What you will do: Copy the entries below line for line, keeping every character unchanged, and leave out the pictures.

■ ■ ■ ■ ■

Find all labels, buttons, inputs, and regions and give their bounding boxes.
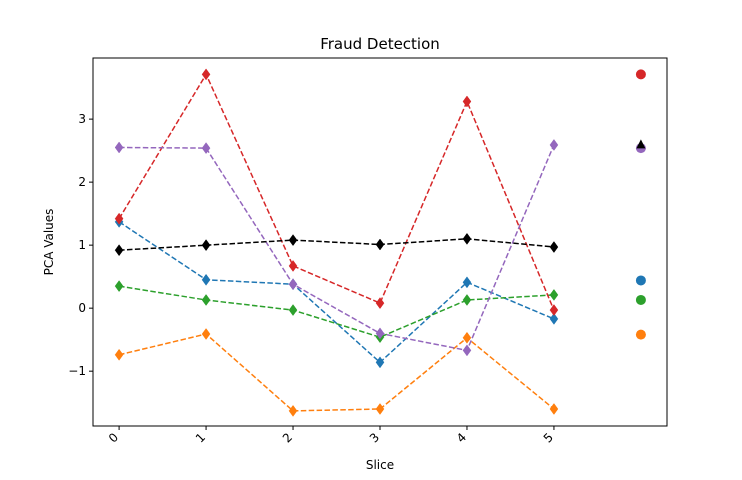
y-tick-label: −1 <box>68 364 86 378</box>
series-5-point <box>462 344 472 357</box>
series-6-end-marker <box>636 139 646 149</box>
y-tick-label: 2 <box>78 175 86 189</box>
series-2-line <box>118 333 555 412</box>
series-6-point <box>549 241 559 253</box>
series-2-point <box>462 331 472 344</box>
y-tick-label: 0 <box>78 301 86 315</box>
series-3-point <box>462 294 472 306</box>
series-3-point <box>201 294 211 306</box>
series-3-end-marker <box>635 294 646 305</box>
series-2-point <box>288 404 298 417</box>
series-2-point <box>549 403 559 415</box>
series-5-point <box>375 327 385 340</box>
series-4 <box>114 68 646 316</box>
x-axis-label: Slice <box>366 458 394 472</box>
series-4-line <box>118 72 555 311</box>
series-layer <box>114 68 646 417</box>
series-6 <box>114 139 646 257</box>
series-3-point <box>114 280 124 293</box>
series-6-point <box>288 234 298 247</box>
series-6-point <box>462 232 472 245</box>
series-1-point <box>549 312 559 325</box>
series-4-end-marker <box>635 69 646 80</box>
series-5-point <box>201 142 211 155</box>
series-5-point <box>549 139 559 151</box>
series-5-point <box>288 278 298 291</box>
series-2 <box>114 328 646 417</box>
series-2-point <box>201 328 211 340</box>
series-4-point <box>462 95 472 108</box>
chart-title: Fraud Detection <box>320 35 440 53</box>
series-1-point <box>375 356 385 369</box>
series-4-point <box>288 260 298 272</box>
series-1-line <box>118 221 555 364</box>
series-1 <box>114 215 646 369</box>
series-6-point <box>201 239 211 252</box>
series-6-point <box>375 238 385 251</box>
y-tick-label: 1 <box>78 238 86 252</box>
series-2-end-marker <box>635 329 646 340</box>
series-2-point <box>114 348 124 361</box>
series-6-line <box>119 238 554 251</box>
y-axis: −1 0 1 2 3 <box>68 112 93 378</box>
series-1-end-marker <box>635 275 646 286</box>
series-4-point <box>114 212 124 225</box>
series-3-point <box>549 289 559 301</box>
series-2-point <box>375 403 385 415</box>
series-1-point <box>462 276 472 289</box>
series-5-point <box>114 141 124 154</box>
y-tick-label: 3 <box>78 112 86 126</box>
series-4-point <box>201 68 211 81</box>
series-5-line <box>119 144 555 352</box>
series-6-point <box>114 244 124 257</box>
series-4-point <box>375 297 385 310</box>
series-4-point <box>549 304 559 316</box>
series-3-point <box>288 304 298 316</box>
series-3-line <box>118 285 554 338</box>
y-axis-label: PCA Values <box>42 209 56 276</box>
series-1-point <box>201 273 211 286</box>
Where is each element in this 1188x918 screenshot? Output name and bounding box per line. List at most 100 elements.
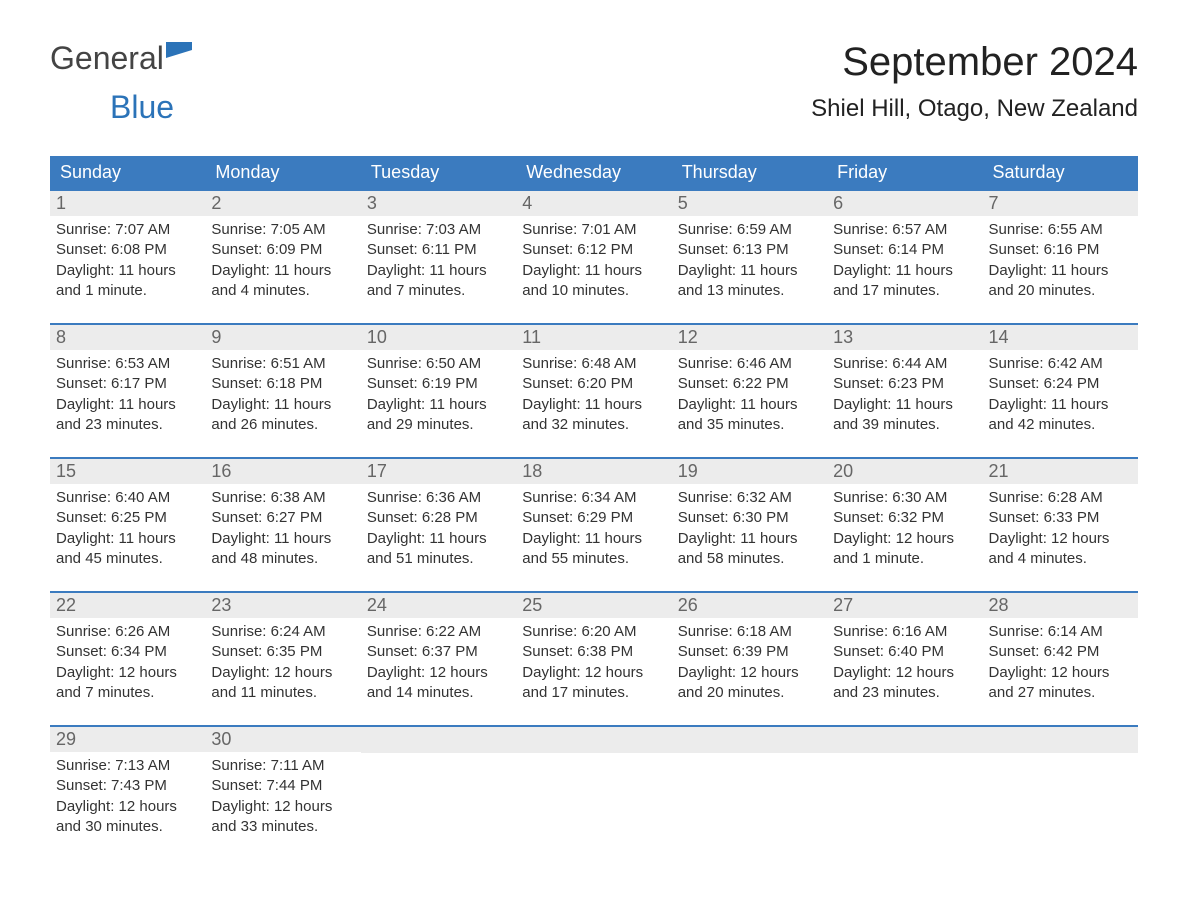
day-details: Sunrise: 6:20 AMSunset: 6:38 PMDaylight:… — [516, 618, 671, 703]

■ ■ ■ ■ ■

Result for this exercise:
Find all labels, buttons, inputs, and regions and give their bounding boxes.
y-tick-label: −1 <box>68 364 86 378</box>
series-5-point <box>462 344 472 357</box>
series-6-end-marker <box>636 139 646 149</box>
y-tick-label: 2 <box>78 175 86 189</box>
series-2-line <box>118 333 555 412</box>
series-6-point <box>549 241 559 253</box>
series-2-point <box>462 331 472 344</box>
y-tick-label: 0 <box>78 301 86 315</box>
series-3-point <box>462 294 472 306</box>
series-3-point <box>201 294 211 306</box>
series-3-end-marker <box>635 294 646 305</box>
series-2-point <box>288 404 298 417</box>
series-2-point <box>549 403 559 415</box>
series-5-point <box>375 327 385 340</box>
series-4 <box>114 68 646 316</box>
x-axis-label: Slice <box>366 458 394 472</box>
series-4-line <box>118 72 555 311</box>
series-layer <box>114 68 646 417</box>
series-6 <box>114 139 646 257</box>
series-3-point <box>114 280 124 293</box>
series-6-point <box>288 234 298 247</box>
series-6-point <box>462 232 472 245</box>
series-1-point <box>549 312 559 325</box>
series-4-end-marker <box>635 69 646 80</box>
series-5-point <box>201 142 211 155</box>
series-5-point <box>549 139 559 151</box>
series-5-point <box>288 278 298 291</box>
series-2 <box>114 328 646 417</box>
series-2-point <box>201 328 211 340</box>
series-4-point <box>462 95 472 108</box>
chart-title: Fraud Detection <box>320 35 440 53</box>
series-1-point <box>375 356 385 369</box>
series-4-point <box>288 260 298 272</box>
series-1-line <box>118 221 555 364</box>
series-1 <box>114 215 646 369</box>
series-6-point <box>201 239 211 252</box>
series-6-point <box>375 238 385 251</box>
y-tick-label: 1 <box>78 238 86 252</box>
series-2-end-marker <box>635 329 646 340</box>
series-2-point <box>114 348 124 361</box>
series-6-line <box>119 238 554 251</box>
y-axis: −1 0 1 2 3 <box>68 112 93 378</box>
series-1-end-marker <box>635 275 646 286</box>
series-4-point <box>114 212 124 225</box>
series-3-point <box>549 289 559 301</box>
series-2-point <box>375 403 385 415</box>
series-1-point <box>462 276 472 289</box>
series-5-point <box>114 141 124 154</box>
y-tick-label: 3 <box>78 112 86 126</box>
series-4-point <box>201 68 211 81</box>
series-5-line <box>119 144 555 352</box>
series-6-point <box>114 244 124 257</box>
series-4-point <box>375 297 385 310</box>
series-4-point <box>549 304 559 316</box>
series-3-point <box>288 304 298 316</box>
series-3-line <box>118 285 554 338</box>
y-axis-label: PCA Values <box>42 209 56 276</box>
series-1-point <box>201 273 211 286</box>
Where is each element in this 1188x918 screenshot? Output name and bounding box per line. List at most 100 elements.
day-details: Sunrise: 6:20 AMSunset: 6:38 PMDaylight:… — [516, 618, 671, 703]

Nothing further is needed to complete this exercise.